■ What you will do ■
Set down each line of the material that follows, exactly, with no pictures.
+++ Material to process
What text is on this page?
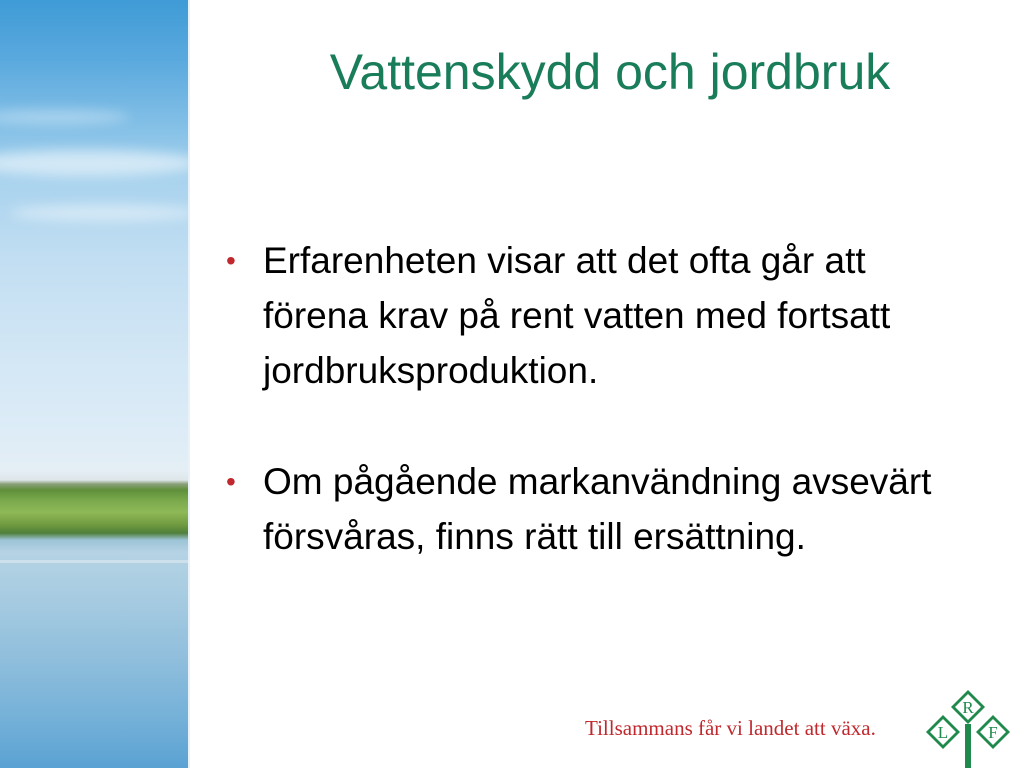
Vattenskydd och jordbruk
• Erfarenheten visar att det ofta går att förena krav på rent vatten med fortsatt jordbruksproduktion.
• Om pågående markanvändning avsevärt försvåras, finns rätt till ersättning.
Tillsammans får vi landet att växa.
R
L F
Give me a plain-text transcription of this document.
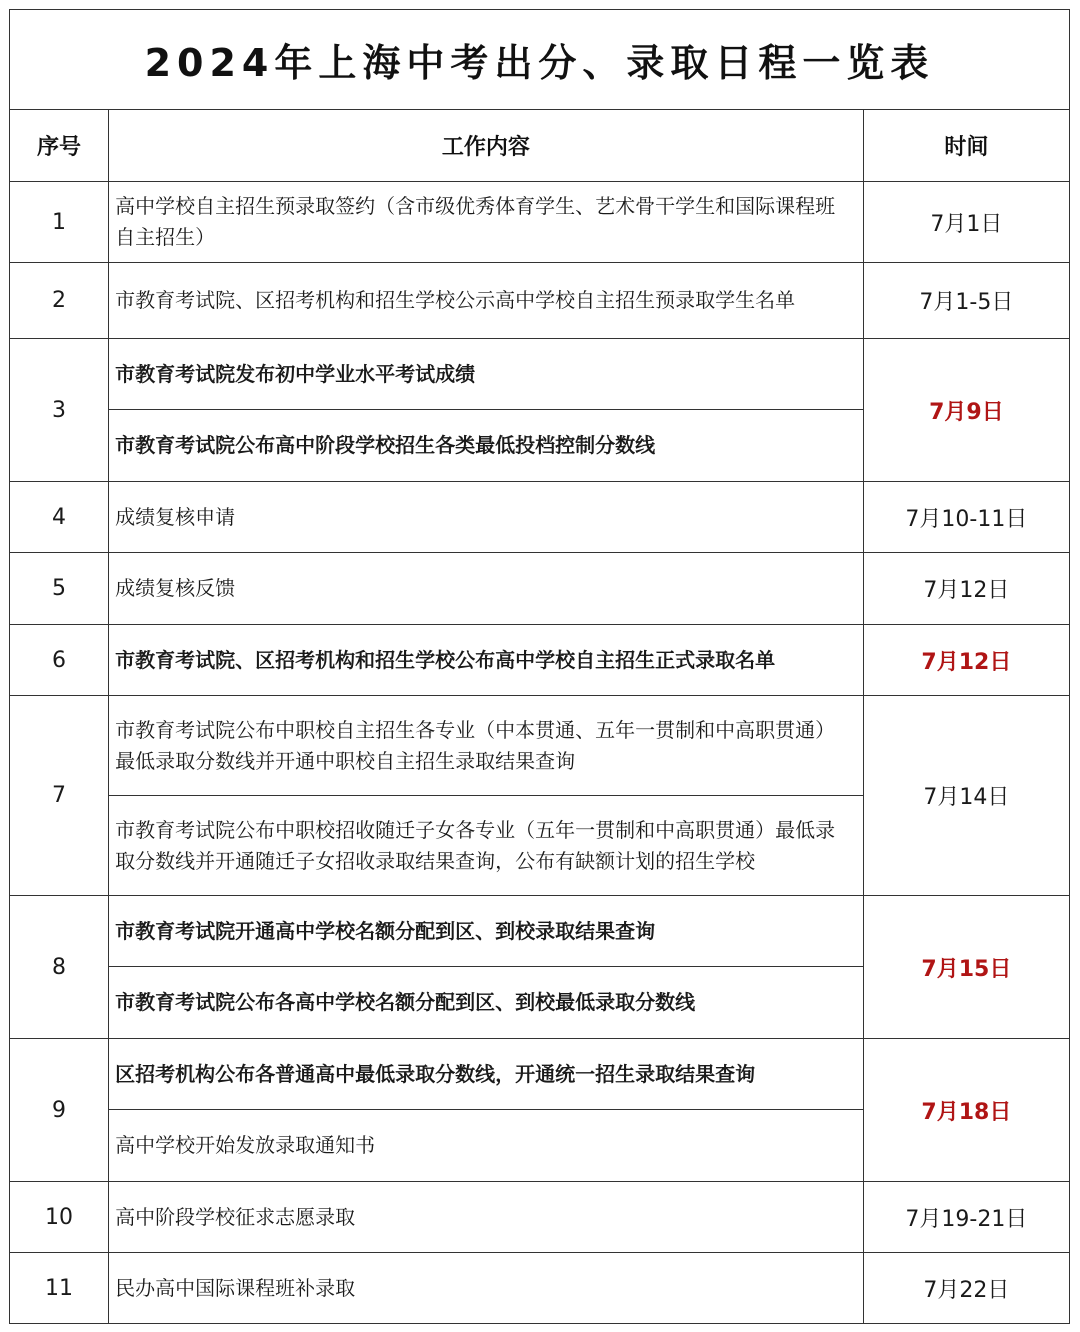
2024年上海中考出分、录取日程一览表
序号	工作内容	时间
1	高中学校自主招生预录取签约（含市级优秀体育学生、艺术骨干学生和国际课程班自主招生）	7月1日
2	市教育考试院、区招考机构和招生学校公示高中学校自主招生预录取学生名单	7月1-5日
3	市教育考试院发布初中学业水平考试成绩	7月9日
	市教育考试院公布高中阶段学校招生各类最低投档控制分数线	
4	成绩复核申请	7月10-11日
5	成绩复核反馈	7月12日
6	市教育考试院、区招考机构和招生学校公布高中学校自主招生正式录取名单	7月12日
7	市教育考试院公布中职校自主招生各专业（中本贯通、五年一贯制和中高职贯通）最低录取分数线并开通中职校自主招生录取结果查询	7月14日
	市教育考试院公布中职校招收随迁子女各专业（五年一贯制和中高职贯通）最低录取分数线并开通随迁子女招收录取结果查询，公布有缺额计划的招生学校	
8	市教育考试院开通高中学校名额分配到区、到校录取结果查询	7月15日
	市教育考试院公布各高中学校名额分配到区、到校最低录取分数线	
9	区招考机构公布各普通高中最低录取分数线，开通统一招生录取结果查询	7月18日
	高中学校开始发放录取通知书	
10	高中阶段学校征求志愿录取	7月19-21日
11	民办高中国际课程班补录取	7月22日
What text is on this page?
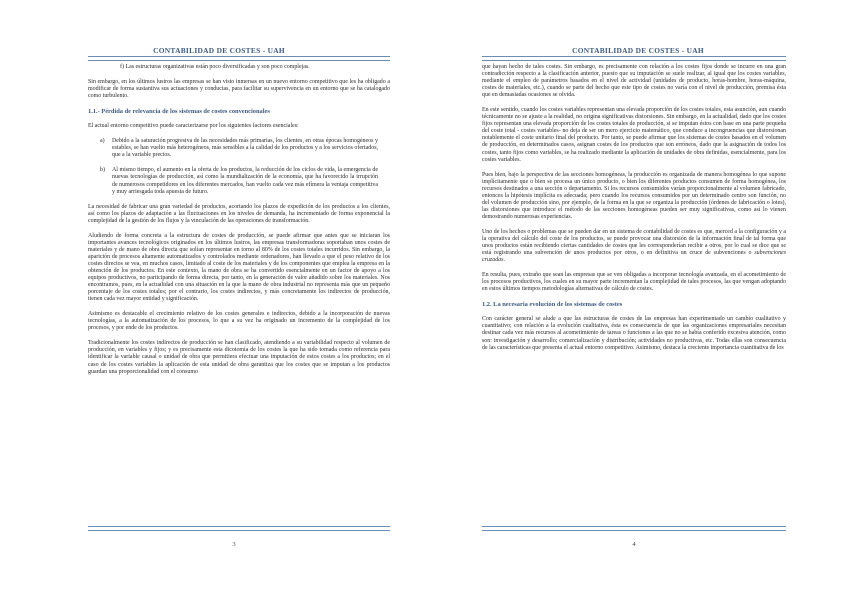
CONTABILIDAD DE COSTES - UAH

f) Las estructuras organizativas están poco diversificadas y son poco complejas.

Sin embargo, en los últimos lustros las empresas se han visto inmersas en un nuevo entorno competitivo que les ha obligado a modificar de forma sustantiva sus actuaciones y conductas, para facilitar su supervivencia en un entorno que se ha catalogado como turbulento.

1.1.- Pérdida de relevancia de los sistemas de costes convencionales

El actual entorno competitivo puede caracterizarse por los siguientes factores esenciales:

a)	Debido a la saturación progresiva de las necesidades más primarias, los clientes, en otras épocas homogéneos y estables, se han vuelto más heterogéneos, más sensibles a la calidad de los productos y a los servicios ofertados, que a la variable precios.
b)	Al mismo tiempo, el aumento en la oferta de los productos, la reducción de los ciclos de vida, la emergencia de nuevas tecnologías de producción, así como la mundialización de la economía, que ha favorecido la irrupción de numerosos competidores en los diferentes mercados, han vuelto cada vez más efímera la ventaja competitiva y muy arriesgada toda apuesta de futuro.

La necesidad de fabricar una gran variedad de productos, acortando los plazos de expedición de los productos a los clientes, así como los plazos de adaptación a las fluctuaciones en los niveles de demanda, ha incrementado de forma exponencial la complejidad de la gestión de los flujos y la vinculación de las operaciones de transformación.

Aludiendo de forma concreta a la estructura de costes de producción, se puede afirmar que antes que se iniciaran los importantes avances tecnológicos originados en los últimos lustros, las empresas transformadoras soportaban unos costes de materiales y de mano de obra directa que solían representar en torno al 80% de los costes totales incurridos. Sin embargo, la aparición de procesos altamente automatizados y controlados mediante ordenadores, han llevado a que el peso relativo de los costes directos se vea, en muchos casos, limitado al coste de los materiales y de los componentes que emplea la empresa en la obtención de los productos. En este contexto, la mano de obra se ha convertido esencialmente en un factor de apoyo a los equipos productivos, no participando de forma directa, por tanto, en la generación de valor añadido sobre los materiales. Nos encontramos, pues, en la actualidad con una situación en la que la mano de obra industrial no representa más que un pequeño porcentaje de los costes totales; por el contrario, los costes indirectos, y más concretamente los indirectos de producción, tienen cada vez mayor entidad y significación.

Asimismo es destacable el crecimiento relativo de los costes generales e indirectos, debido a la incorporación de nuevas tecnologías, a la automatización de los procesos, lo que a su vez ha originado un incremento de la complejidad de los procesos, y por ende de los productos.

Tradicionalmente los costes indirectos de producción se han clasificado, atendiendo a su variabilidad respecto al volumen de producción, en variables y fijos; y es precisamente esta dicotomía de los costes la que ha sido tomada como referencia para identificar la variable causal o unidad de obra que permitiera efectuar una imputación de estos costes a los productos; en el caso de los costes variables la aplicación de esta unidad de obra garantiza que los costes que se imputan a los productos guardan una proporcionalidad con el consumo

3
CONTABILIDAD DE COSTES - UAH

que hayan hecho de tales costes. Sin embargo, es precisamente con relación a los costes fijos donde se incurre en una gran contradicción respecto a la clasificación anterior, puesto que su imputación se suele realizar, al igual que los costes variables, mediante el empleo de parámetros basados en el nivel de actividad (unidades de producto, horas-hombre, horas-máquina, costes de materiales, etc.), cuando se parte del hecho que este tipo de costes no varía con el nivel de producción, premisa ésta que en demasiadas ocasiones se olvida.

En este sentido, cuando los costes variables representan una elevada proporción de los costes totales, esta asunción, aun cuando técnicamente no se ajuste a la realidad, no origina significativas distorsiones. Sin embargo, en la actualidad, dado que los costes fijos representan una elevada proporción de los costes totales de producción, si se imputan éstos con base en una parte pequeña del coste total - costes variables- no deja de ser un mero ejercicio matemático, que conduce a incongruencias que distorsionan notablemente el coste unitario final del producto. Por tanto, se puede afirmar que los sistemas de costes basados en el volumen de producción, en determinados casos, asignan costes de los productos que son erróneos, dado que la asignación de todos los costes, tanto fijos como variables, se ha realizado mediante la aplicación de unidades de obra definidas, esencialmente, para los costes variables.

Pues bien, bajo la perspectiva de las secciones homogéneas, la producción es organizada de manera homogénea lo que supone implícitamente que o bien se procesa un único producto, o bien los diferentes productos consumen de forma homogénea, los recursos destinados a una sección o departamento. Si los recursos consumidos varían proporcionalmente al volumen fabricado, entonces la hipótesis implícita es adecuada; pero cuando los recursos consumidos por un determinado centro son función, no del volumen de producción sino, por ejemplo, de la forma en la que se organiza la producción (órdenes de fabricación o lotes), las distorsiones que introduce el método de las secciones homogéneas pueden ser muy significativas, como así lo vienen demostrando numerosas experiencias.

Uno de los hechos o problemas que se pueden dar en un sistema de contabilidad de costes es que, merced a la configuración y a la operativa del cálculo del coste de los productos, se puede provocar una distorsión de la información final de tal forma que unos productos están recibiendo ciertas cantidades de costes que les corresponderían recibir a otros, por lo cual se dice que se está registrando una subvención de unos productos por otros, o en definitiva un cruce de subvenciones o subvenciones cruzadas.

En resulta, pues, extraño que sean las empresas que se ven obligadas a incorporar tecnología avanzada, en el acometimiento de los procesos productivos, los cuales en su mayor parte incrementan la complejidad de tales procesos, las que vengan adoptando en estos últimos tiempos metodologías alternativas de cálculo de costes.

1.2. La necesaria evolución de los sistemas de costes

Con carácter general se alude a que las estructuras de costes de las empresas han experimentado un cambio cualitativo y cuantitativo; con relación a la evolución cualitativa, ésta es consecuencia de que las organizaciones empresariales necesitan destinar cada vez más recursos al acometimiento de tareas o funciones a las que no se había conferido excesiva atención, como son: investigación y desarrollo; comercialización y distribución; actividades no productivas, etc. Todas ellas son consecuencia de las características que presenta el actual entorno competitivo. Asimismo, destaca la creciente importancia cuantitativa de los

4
++++++
■ Output for this exercise ■
What text is on this page?
Vattenskydd och jordbruk
• Erfarenheten visar att det ofta går att förena krav på rent vatten med fortsatt jordbruksproduktion.
• Om pågående markanvändning avsevärt försvåras, finns rätt till ersättning.
Tillsammans får vi landet att växa.
R
L F
Give me a plain-text transcription of this document.
2024年上海中考出分、录取日程一览表
序号	工作内容	时间
1	高中学校自主招生预录取签约（含市级优秀体育学生、艺术骨干学生和国际课程班自主招生）	7月1日
2	市教育考试院、区招考机构和招生学校公示高中学校自主招生预录取学生名单	7月1-5日
3	市教育考试院发布初中学业水平考试成绩	7月9日
	市教育考试院公布高中阶段学校招生各类最低投档控制分数线	
4	成绩复核申请	7月10-11日
5	成绩复核反馈	7月12日
6	市教育考试院、区招考机构和招生学校公布高中学校自主招生正式录取名单	7月12日
7	市教育考试院公布中职校自主招生各专业（中本贯通、五年一贯制和中高职贯通）最低录取分数线并开通中职校自主招生录取结果查询	7月14日
	市教育考试院公布中职校招收随迁子女各专业（五年一贯制和中高职贯通）最低录取分数线并开通随迁子女招收录取结果查询，公布有缺额计划的招生学校	
8	市教育考试院开通高中学校名额分配到区、到校录取结果查询	7月15日
	市教育考试院公布各高中学校名额分配到区、到校最低录取分数线	
9	区招考机构公布各普通高中最低录取分数线，开通统一招生录取结果查询	7月18日
	高中学校开始发放录取通知书	
10	高中阶段学校征求志愿录取	7月19-21日
11	民办高中国际课程班补录取	7月22日
What text is on this page?
CONTABILIDAD DE COSTES - UAH

f) Las estructuras organizativas están poco diversificadas y son poco complejas.

Sin embargo, en los últimos lustros las empresas se han visto inmersas en un nuevo entorno competitivo que les ha obligado a modificar de forma sustantiva sus actuaciones y conductas, para facilitar su supervivencia en un entorno que se ha catalogado como turbulento.

1.1.- Pérdida de relevancia de los sistemas de costes convencionales

El actual entorno competitivo puede caracterizarse por los siguientes factores esenciales:

a)	Debido a la saturación progresiva de las necesidades más primarias, los clientes, en otras épocas homogéneos y estables, se han vuelto más heterogéneos, más sensibles a la calidad de los productos y a los servicios ofertados, que a la variable precios.
b)	Al mismo tiempo, el aumento en la oferta de los productos, la reducción de los ciclos de vida, la emergencia de nuevas tecnologías de producción, así como la mundialización de la economía, que ha favorecido la irrupción de numerosos competidores en los diferentes mercados, han vuelto cada vez más efímera la ventaja competitiva y muy arriesgada toda apuesta de futuro.

La necesidad de fabricar una gran variedad de productos, acortando los plazos de expedición de los productos a los clientes, así como los plazos de adaptación a las fluctuaciones en los niveles de demanda, ha incrementado de forma exponencial la complejidad de la gestión de los flujos y la vinculación de las operaciones de transformación.

Aludiendo de forma concreta a la estructura de costes de producción, se puede afirmar que antes que se iniciaran los importantes avances tecnológicos originados en los últimos lustros, las empresas transformadoras soportaban unos costes de materiales y de mano de obra directa que solían representar en torno al 80% de los costes totales incurridos. Sin embargo, la aparición de procesos altamente automatizados y controlados mediante ordenadores, han llevado a que el peso relativo de los costes directos se vea, en muchos casos, limitado al coste de los materiales y de los componentes que emplea la empresa en la obtención de los productos. En este contexto, la mano de obra se ha convertido esencialmente en un factor de apoyo a los equipos productivos, no participando de forma directa, por tanto, en la generación de valor añadido sobre los materiales. Nos encontramos, pues, en la actualidad con una situación en la que la mano de obra industrial no representa más que un pequeño porcentaje de los costes totales; por el contrario, los costes indirectos, y más concretamente los indirectos de producción, tienen cada vez mayor entidad y significación.

Asimismo es destacable el crecimiento relativo de los costes generales e indirectos, debido a la incorporación de nuevas tecnologías, a la automatización de los procesos, lo que a su vez ha originado un incremento de la complejidad de los procesos, y por ende de los productos.

Tradicionalmente los costes indirectos de producción se han clasificado, atendiendo a su variabilidad respecto al volumen de producción, en variables y fijos; y es precisamente esta dicotomía de los costes la que ha sido tomada como referencia para identificar la variable causal o unidad de obra que permitiera efectuar una imputación de estos costes a los productos; en el caso de los costes variables la aplicación de esta unidad de obra garantiza que los costes que se imputan a los productos guardan una proporcionalidad con el consumo

3
CONTABILIDAD DE COSTES - UAH

que hayan hecho de tales costes. Sin embargo, es precisamente con relación a los costes fijos donde se incurre en una gran contradicción respecto a la clasificación anterior, puesto que su imputación se suele realizar, al igual que los costes variables, mediante el empleo de parámetros basados en el nivel de actividad (unidades de producto, horas-hombre, horas-máquina, costes de materiales, etc.), cuando se parte del hecho que este tipo de costes no varía con el nivel de producción, premisa ésta que en demasiadas ocasiones se olvida.

En este sentido, cuando los costes variables representan una elevada proporción de los costes totales, esta asunción, aun cuando técnicamente no se ajuste a la realidad, no origina significativas distorsiones. Sin embargo, en la actualidad, dado que los costes fijos representan una elevada proporción de los costes totales de producción, si se imputan éstos con base en una parte pequeña del coste total - costes variables- no deja de ser un mero ejercicio matemático, que conduce a incongruencias que distorsionan notablemente el coste unitario final del producto. Por tanto, se puede afirmar que los sistemas de costes basados en el volumen de producción, en determinados casos, asignan costes de los productos que son erróneos, dado que la asignación de todos los costes, tanto fijos como variables, se ha realizado mediante la aplicación de unidades de obra definidas, esencialmente, para los costes variables.

Pues bien, bajo la perspectiva de las secciones homogéneas, la producción es organizada de manera homogénea lo que supone implícitamente que o bien se procesa un único producto, o bien los diferentes productos consumen de forma homogénea, los recursos destinados a una sección o departamento. Si los recursos consumidos varían proporcionalmente al volumen fabricado, entonces la hipótesis implícita es adecuada; pero cuando los recursos consumidos por un determinado centro son función, no del volumen de producción sino, por ejemplo, de la forma en la que se organiza la producción (órdenes de fabricación o lotes), las distorsiones que introduce el método de las secciones homogéneas pueden ser muy significativas, como así lo vienen demostrando numerosas experiencias.

Uno de los hechos o problemas que se pueden dar en un sistema de contabilidad de costes es que, merced a la configuración y a la operativa del cálculo del coste de los productos, se puede provocar una distorsión de la información final de tal forma que unos productos están recibiendo ciertas cantidades de costes que les corresponderían recibir a otros, por lo cual se dice que se está registrando una subvención de unos productos por otros, o en definitiva un cruce de subvenciones o subvenciones cruzadas.

En resulta, pues, extraño que sean las empresas que se ven obligadas a incorporar tecnología avanzada, en el acometimiento de los procesos productivos, los cuales en su mayor parte incrementan la complejidad de tales procesos, las que vengan adoptando en estos últimos tiempos metodologías alternativas de cálculo de costes.

1.2. La necesaria evolución de los sistemas de costes

Con carácter general se alude a que las estructuras de costes de las empresas han experimentado un cambio cualitativo y cuantitativo; con relación a la evolución cualitativa, ésta es consecuencia de que las organizaciones empresariales necesitan destinar cada vez más recursos al acometimiento de tareas o funciones a las que no se había conferido excesiva atención, como son: investigación y desarrollo; comercialización y distribución; actividades no productivas, etc. Todas ellas son consecuencia de las características que presenta el actual entorno competitivo. Asimismo, destaca la creciente importancia cuantitativa de los

4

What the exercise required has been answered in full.